Records that describe figures

· · · ·

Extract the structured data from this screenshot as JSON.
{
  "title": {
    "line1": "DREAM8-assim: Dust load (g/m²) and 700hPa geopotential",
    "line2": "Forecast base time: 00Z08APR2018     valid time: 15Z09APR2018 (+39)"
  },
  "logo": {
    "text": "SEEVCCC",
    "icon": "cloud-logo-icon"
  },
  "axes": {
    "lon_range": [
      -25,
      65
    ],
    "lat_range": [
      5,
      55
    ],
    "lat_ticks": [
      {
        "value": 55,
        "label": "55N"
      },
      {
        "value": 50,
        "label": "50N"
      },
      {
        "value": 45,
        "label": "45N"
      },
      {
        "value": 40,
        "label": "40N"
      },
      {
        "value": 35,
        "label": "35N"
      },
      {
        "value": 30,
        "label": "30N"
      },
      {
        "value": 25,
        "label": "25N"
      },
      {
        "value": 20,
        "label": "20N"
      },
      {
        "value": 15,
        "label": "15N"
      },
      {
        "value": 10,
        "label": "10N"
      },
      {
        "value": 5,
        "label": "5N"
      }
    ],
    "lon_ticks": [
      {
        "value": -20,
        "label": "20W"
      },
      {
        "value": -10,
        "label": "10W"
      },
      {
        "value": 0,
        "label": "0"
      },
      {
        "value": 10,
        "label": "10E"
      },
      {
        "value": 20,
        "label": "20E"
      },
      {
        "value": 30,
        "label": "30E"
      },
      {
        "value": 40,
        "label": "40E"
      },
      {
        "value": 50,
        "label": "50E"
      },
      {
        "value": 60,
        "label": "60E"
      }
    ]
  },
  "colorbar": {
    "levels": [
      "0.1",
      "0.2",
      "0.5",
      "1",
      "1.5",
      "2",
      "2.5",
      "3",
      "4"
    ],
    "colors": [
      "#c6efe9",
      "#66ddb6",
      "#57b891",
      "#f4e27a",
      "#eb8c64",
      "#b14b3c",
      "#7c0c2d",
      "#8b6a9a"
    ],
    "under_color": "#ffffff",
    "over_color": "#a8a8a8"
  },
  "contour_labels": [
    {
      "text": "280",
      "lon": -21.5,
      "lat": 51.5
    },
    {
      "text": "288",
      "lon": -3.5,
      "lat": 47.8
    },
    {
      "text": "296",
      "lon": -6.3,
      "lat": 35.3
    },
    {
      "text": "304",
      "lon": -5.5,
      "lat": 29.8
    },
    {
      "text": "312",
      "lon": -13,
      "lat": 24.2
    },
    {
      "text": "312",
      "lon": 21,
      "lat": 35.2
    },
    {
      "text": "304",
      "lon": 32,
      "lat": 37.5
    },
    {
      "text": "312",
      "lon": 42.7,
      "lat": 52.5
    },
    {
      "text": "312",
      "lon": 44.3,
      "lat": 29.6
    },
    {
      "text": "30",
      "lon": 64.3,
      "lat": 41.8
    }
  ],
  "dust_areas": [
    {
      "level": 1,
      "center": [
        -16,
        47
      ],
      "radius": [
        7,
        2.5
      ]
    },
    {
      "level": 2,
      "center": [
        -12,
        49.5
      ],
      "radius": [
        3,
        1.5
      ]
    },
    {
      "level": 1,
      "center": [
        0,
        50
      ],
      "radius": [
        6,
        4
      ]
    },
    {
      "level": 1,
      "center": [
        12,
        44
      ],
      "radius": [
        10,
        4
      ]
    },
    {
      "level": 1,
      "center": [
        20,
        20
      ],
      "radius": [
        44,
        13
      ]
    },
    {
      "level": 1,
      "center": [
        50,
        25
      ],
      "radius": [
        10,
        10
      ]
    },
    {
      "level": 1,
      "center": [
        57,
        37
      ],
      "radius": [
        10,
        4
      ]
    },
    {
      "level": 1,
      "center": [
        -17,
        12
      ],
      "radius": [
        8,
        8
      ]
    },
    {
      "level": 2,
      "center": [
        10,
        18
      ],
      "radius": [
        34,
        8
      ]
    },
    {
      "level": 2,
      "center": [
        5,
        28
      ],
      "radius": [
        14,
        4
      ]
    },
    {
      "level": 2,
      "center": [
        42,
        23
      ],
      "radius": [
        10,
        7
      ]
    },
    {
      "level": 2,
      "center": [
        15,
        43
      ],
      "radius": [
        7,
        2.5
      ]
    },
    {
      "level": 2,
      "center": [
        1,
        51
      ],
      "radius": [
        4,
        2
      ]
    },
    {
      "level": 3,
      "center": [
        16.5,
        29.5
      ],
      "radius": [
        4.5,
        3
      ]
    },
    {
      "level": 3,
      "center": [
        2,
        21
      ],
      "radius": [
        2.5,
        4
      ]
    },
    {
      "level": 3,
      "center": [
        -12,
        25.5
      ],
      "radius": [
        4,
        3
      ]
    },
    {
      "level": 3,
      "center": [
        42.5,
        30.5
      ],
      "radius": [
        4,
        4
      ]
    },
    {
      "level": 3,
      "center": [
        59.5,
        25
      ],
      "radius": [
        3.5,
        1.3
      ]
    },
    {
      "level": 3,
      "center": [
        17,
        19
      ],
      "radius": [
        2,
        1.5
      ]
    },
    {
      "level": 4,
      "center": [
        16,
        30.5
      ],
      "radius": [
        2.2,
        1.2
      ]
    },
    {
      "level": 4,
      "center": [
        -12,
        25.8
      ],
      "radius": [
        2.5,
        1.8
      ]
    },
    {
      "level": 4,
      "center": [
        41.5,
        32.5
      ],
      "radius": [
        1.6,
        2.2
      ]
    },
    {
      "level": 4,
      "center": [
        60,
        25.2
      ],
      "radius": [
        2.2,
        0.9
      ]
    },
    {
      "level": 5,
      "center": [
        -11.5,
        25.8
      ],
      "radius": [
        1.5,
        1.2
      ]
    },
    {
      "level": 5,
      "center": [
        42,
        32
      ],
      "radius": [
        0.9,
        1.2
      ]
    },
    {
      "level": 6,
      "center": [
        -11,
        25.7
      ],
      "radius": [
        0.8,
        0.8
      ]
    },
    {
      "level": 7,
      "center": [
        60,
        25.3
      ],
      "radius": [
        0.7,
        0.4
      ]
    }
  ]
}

· · · ·

▸ **Instructions for the task**: Extract every entry above as it appears.

▸ **Response for this exercise**:
Extract the structured data from this screenshot as JSON.
{
  "title": {
    "line1": "DREAM8-assim: Dust load (g/m²) and 700hPa geopotential",
    "line2": "Forecast base time: 00Z08APR2018     valid time: 15Z09APR2018 (+39)"
  },
  "logo": {
    "text": "SEEVCCC",
    "icon": "cloud-logo-icon"
  },
  "axes": {
    "lon_range": [
      -25,
      65
    ],
    "lat_range": [
      5,
      55
    ],
    "lat_ticks": [
      {
        "value": 55,
        "label": "55N"
      },
      {
        "value": 50,
        "label": "50N"
      },
      {
        "value": 45,
        "label": "45N"
      },
      {
        "value": 40,
        "label": "40N"
      },
      {
        "value": 35,
        "label": "35N"
      },
      {
        "value": 30,
        "label": "30N"
      },
      {
        "value": 25,
        "label": "25N"
      },
      {
        "value": 20,
        "label": "20N"
      },
      {
        "value": 15,
        "label": "15N"
      },
      {
        "value": 10,
        "label": "10N"
      },
      {
        "value": 5,
        "label": "5N"
      }
    ],
    "lon_ticks": [
      {
        "value": -20,
        "label": "20W"
      },
      {
        "value": -10,
        "label": "10W"
      },
      {
        "value": 0,
        "label": "0"
      },
      {
        "value": 10,
        "label": "10E"
      },
      {
        "value": 20,
        "label": "20E"
      },
      {
        "value": 30,
        "label": "30E"
      },
      {
        "value": 40,
        "label": "40E"
      },
      {
        "value": 50,
        "label": "50E"
      },
      {
        "value": 60,
        "label": "60E"
      }
    ]
  },
  "colorbar": {
    "levels": [
      "0.1",
      "0.2",
      "0.5",
      "1",
      "1.5",
      "2",
      "2.5",
      "3",
      "4"
    ],
    "colors": [
      "#c6efe9",
      "#66ddb6",
      "#57b891",
      "#f4e27a",
      "#eb8c64",
      "#b14b3c",
      "#7c0c2d",
      "#8b6a9a"
    ],
    "under_color": "#ffffff",
    "over_color": "#a8a8a8"
  },
  "contour_labels": [
    {
      "text": "280",
      "lon": -21.5,
      "lat": 51.5
    },
    {
      "text": "288",
      "lon": -3.5,
      "lat": 47.8
    },
    {
      "text": "296",
      "lon": -6.3,
      "lat": 35.3
    },
    {
      "text": "304",
      "lon": -5.5,
      "lat": 29.8
    },
    {
      "text": "312",
      "lon": -13,
      "lat": 24.2
    },
    {
      "text": "312",
      "lon": 21,
      "lat": 35.2
    },
    {
      "text": "304",
      "lon": 32,
      "lat": 37.5
    },
    {
      "text": "312",
      "lon": 42.7,
      "lat": 52.5
    },
    {
      "text": "312",
      "lon": 44.3,
      "lat": 29.6
    },
    {
      "text": "30",
      "lon": 64.3,
      "lat": 41.8
    }
  ],
  "dust_areas": [
    {
      "level": 1,
      "center": [
        -16,
        47
      ],
      "radius": [
        7,
        2.5
      ]
    },
    {
      "level": 2,
      "center": [
        -12,
        49.5
      ],
      "radius": [
        3,
        1.5
      ]
    },
    {
      "level": 1,
      "center": [
        0,
        50
      ],
      "radius": [
        6,
        4
      ]
    },
    {
      "level": 1,
      "center": [
        12,
        44
      ],
      "radius": [
        10,
        4
      ]
    },
    {
      "level": 1,
      "center": [
        20,
        20
      ],
      "radius": [
        44,
        13
      ]
    },
    {
      "level": 1,
      "center": [
        50,
        25
      ],
      "radius": [
        10,
        10
      ]
    },
    {
      "level": 1,
      "center": [
        57,
        37
      ],
      "radius": [
        10,
        4
      ]
    },
    {
      "level": 1,
      "center": [
        -17,
        12
      ],
      "radius": [
        8,
        8
      ]
    },
    {
      "level": 2,
      "center": [
        10,
        18
      ],
      "radius": [
        34,
        8
      ]
    },
    {
      "level": 2,
      "center": [
        5,
        28
      ],
      "radius": [
        14,
        4
      ]
    },
    {
      "level": 2,
      "center": [
        42,
        23
      ],
      "radius": [
        10,
        7
      ]
    },
    {
      "level": 2,
      "center": [
        15,
        43
      ],
      "radius": [
        7,
        2.5
      ]
    },
    {
      "level": 2,
      "center": [
        1,
        51
      ],
      "radius": [
        4,
        2
      ]
    },
    {
      "level": 3,
      "center": [
        16.5,
        29.5
      ],
      "radius": [
        4.5,
        3
      ]
    },
    {
      "level": 3,
      "center": [
        2,
        21
      ],
      "radius": [
        2.5,
        4
      ]
    },
    {
      "level": 3,
      "center": [
        -12,
        25.5
      ],
      "radius": [
        4,
        3
      ]
    },
    {
      "level": 3,
      "center": [
        42.5,
        30.5
      ],
      "radius": [
        4,
        4
      ]
    },
    {
      "level": 3,
      "center": [
        59.5,
        25
      ],
      "radius": [
        3.5,
        1.3
      ]
    },
    {
      "level": 3,
      "center": [
        17,
        19
      ],
      "radius": [
        2,
        1.5
      ]
    },
    {
      "level": 4,
      "center": [
        16,
        30.5
      ],
      "radius": [
        2.2,
        1.2
      ]
    },
    {
      "level": 4,
      "center": [
        -12,
        25.8
      ],
      "radius": [
        2.5,
        1.8
      ]
    },
    {
      "level": 4,
      "center": [
        41.5,
        32.5
      ],
      "radius": [
        1.6,
        2.2
      ]
    },
    {
      "level": 4,
      "center": [
        60,
        25.2
      ],
      "radius": [
        2.2,
        0.9
      ]
    },
    {
      "level": 5,
      "center": [
        -11.5,
        25.8
      ],
      "radius": [
        1.5,
        1.2
      ]
    },
    {
      "level": 5,
      "center": [
        42,
        32
      ],
      "radius": [
        0.9,
        1.2
      ]
    },
    {
      "level": 6,
      "center": [
        -11,
        25.7
      ],
      "radius": [
        0.8,
        0.8
      ]
    },
    {
      "level": 7,
      "center": [
        60,
        25.3
      ],
      "radius": [
        0.7,
        0.4
      ]
    }
  ]
}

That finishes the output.